### To do
1 - Answer these questions from the post introducing PBCore:
(a) Who designed the story built using PBCore as a model?
(b) Which organization are David Rice and Mike Castleman from?
(c) What custom XML structure has NPR created?
2 - List every web address given in the post about PBCore.
3 - Extend the post about PBCore past its final sentence.

An Introduction to PBCore

30 views
Skip to first unread message

John Tynan

unread,
Dec 9, 2008, 1:01:40 PM12/9/08
to django-...@googlegroups.com
In riffing off Scot's dictum that it's "all about the data model. Get
this right and you win" I thought I would pass along something to the
group that might be useful to consider in thinking about the model for
the django-newsoom.

While News organizations have long made use of NewsML as a metadata
standard for the delivery and archiving of multimedia news, some folks
in public broadcasting have been working on PBCore, a similar industry
standard: http://www.pbcore.org/

To view a story which is built using pbcore as a model, see this story
(that new member to the django-newsroom group Jack Brighton designed):

http://will.illinois.edu/prairiefire/episode/pf2007-05-10/

To view a pbcore record for this same story, see:

http://will.illinois.edu/prairiefire/pbcoreEpisode/pf2007-05-10/

To view a tool a tool used to create pbcore records, have a look at
this Rails application that David Rice and Mike Castleman from WGBH
put together:

http://pbcore.vermicel.li/

I asked them if I could see the data model and he sent this along (see
attached). I could see where django and pinax could be used to create
a similar tool.

Along those same lines, NPR has created an API and NPRML, their own
custom XML structure, to exchange rich media content:
http://www.npr.org/api/

It might be useful to think about what a django-newsroom API might
look like and how it might be used. It may be useful to think about
what would be some useful standards to target, in addition to RSS, for
distributing and archiving stories.

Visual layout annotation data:
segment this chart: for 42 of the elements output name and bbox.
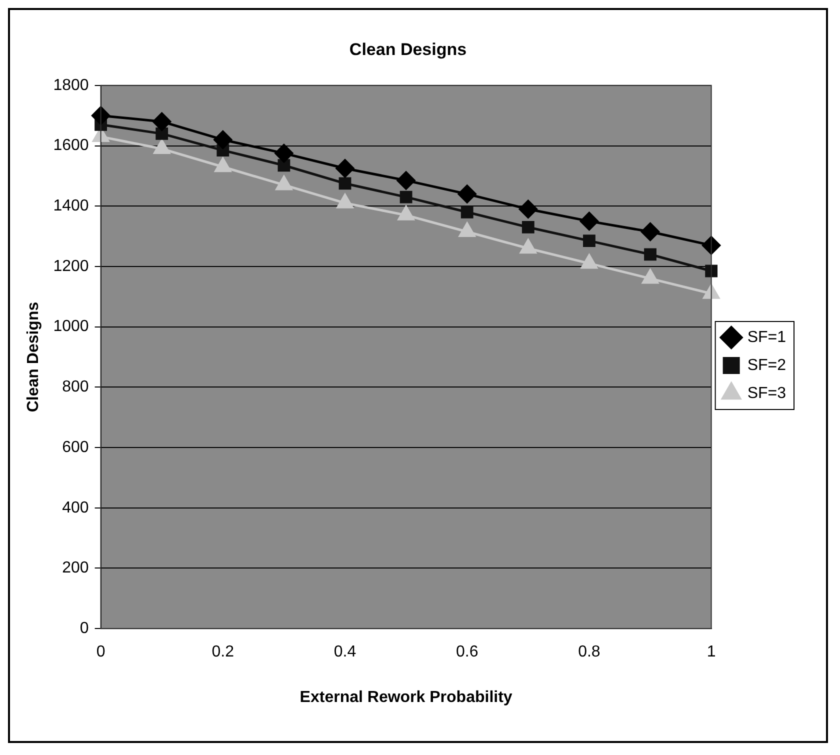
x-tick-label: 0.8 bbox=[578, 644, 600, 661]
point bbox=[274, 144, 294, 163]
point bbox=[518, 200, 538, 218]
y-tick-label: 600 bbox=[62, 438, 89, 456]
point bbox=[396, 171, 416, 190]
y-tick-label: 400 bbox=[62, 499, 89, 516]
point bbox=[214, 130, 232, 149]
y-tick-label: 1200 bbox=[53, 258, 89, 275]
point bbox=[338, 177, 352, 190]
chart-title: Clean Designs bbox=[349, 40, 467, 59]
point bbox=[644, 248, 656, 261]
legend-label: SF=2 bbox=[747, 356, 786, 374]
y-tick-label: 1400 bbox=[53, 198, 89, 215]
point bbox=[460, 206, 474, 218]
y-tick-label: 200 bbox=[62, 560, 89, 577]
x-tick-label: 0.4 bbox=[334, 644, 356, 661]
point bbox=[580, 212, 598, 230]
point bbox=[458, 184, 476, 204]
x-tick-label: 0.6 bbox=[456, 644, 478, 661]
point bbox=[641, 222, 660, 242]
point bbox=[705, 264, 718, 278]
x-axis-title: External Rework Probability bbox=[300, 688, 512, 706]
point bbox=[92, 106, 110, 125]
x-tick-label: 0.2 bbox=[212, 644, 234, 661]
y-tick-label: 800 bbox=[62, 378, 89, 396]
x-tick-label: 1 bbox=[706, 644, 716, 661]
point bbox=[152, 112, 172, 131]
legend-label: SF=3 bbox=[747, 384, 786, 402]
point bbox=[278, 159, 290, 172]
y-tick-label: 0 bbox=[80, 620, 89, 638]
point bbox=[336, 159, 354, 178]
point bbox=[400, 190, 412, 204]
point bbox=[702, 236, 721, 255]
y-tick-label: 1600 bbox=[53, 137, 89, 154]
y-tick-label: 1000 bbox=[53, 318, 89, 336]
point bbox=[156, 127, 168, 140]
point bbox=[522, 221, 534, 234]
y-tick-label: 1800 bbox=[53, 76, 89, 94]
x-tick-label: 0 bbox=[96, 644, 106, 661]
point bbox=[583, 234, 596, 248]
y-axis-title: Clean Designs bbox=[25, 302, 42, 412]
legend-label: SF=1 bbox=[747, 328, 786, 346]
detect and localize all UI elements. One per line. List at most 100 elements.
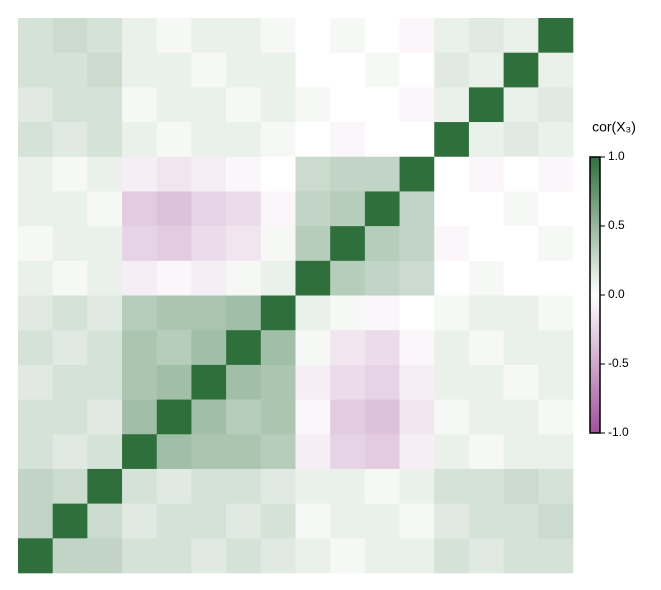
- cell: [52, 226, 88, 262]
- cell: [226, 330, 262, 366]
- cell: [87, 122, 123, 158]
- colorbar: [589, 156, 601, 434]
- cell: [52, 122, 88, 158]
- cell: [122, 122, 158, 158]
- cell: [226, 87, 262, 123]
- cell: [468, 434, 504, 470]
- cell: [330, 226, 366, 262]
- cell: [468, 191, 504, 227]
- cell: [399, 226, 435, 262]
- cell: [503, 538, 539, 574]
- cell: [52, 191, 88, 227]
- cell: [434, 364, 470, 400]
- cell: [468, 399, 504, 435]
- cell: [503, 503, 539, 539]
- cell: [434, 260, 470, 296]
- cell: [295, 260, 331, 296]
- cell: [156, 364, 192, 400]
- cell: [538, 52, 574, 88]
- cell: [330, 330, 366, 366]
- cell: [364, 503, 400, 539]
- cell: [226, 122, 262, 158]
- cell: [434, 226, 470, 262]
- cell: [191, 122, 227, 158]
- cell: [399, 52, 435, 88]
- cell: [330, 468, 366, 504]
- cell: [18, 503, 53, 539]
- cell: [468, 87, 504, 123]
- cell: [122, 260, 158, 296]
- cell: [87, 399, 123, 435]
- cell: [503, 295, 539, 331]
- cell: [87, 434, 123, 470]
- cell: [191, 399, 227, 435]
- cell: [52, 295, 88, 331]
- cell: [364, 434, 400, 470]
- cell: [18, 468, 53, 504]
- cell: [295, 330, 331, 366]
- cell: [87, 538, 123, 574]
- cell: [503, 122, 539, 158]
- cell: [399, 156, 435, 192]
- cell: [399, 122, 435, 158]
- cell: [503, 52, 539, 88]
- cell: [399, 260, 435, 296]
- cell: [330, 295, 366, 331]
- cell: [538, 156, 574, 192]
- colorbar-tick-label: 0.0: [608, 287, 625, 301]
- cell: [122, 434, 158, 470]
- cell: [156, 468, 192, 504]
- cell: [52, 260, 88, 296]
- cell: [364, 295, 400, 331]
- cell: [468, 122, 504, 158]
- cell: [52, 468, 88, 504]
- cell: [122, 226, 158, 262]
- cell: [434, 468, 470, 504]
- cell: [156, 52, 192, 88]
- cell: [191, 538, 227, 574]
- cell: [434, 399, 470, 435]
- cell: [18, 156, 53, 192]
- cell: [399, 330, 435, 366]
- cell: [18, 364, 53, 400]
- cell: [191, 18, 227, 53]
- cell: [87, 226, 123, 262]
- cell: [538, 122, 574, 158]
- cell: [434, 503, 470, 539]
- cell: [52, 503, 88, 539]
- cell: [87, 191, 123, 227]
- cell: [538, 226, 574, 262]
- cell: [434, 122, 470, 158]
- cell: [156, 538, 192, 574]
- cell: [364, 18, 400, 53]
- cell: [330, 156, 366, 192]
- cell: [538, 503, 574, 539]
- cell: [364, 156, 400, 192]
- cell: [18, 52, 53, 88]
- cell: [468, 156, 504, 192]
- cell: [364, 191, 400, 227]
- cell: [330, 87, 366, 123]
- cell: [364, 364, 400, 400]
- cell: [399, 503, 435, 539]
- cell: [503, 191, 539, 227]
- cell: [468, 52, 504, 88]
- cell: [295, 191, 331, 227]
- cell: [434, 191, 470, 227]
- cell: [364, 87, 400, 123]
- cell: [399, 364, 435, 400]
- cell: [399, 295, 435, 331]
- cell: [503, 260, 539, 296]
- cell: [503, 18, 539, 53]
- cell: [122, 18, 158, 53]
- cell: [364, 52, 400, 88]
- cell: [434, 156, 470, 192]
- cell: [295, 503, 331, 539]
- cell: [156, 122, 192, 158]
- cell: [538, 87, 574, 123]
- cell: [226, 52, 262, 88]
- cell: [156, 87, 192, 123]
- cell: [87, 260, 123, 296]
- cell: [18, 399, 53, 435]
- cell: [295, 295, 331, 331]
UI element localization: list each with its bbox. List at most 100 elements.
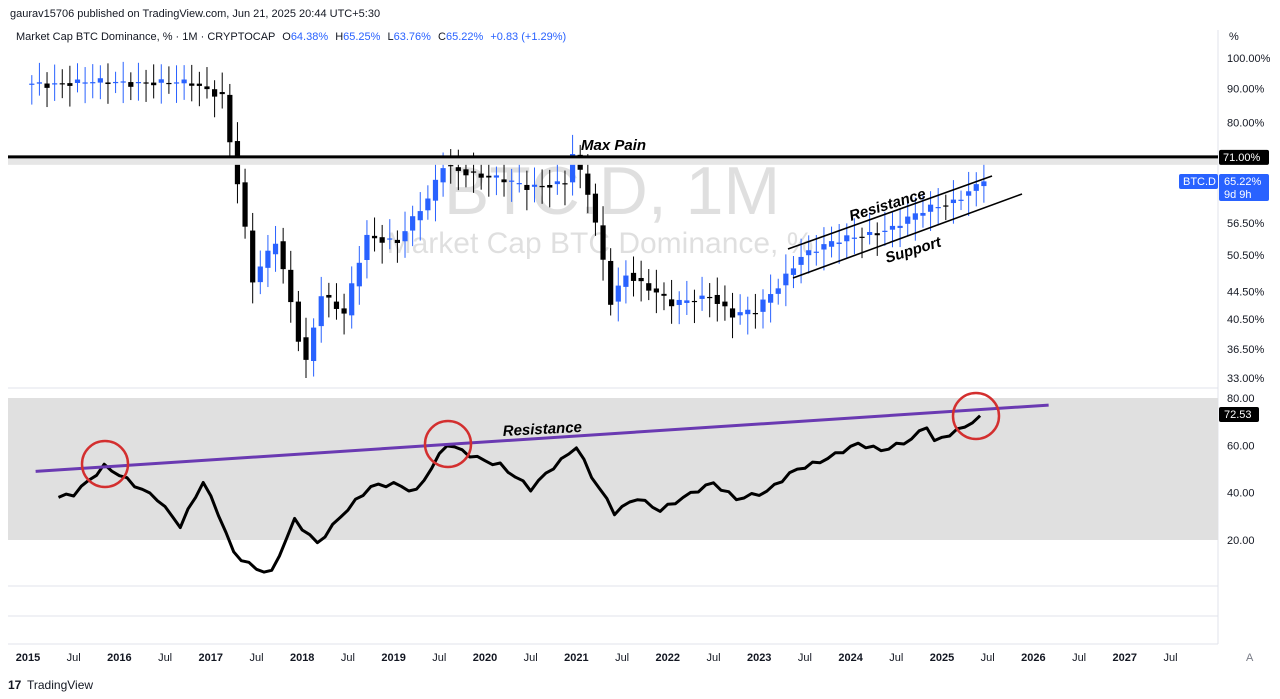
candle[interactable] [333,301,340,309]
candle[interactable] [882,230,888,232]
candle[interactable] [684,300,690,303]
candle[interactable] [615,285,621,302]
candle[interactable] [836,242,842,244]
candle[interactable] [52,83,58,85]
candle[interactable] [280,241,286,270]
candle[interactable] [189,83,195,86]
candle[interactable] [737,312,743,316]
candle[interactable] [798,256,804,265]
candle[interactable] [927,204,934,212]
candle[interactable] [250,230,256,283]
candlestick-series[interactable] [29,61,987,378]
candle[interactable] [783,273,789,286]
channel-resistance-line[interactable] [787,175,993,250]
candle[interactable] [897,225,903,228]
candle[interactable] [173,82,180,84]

### Exercise responses
1 -
(a) Jack Brighton
(b) WGBH
(c) NPRML

2 -
http://www.pbcore.org/
http://will.illinois.edu/prairiefire/episode/pf2007-05-10/
http://will.illinois.edu/prairiefire/pbcoreEpisode/pf2007-05-10/
http://pbcore.vermicel.li/
http://www.npr.org/api/

3 -
pbcore_structure.sql

johntynan

unread,
Dec 9, 2008, 2:05:10 PM12/9/08
to Django Newsroom
One Correction: the pbcore vermicelli tool is being developed at WNET
(Channel 13, New York), not at WGBH (My apologies).

If you are interested in learning more about PBCore you may also want
to visit: http://pbcoreresources.org/

I was asked to mention that the pbcore vermicelli tool is not an
official product of pbcore.org and is generated independently. The
opinions expressed in this representation of pbcore's xsd in sql are
those of the authors and do not necessarily reflect the opinions of
the creators of PBCore.
>  pbcore_structure.sql
> 20KViewDownload

Milan Andric

unread,
Dec 9, 2008, 3:28:37 PM12/9/08
to django-...@googlegroups.com
Hey John, thanks for this post. So a system without a public API is
handicapped and we should use something like PBCore or other
standards/solutions if they exist. It looks like PBCore is ready to
go. Does anyone know of anything else like PBCore or NewsML that we
should keep in mind?

I also played around with the NPRML/API generator and it's awesome. I
was able to get nprml/rss/xml, json, html, javascript all via the REST
API. Within a few minutes had a widget that can dynamically syndicate
NPR content anywhere on the web based on my custom query. This is the
heart of building a web service, this is what news is at its core, an
informational service to the public. I imagine NPR began writing its
own XML spec because the existing ones were not sufficient at the
time.

So this gets us into the API conversation. Which is something I have
not spent time on, but this is a start. There needs to be a
documented (ideally, standard) interface to our data. Be it NewsML or
Dublin Core/PBCore, this is a must-have for django newsroom.

Also just spent a little time on http://will.illinois.edu/. I am very
impressed ... also runs at my alma mater. Totally missed this gem of
a site. I contacted the webmaster and asked about the CMS they are
using and he responded with EE (expression engine), I was totally
surprised! Oh I should also welcome him to the group. Welcome Jack
and thanks for joining! Your site is an inspiration for this project.

Also came across your NPR simile demo. Another gem!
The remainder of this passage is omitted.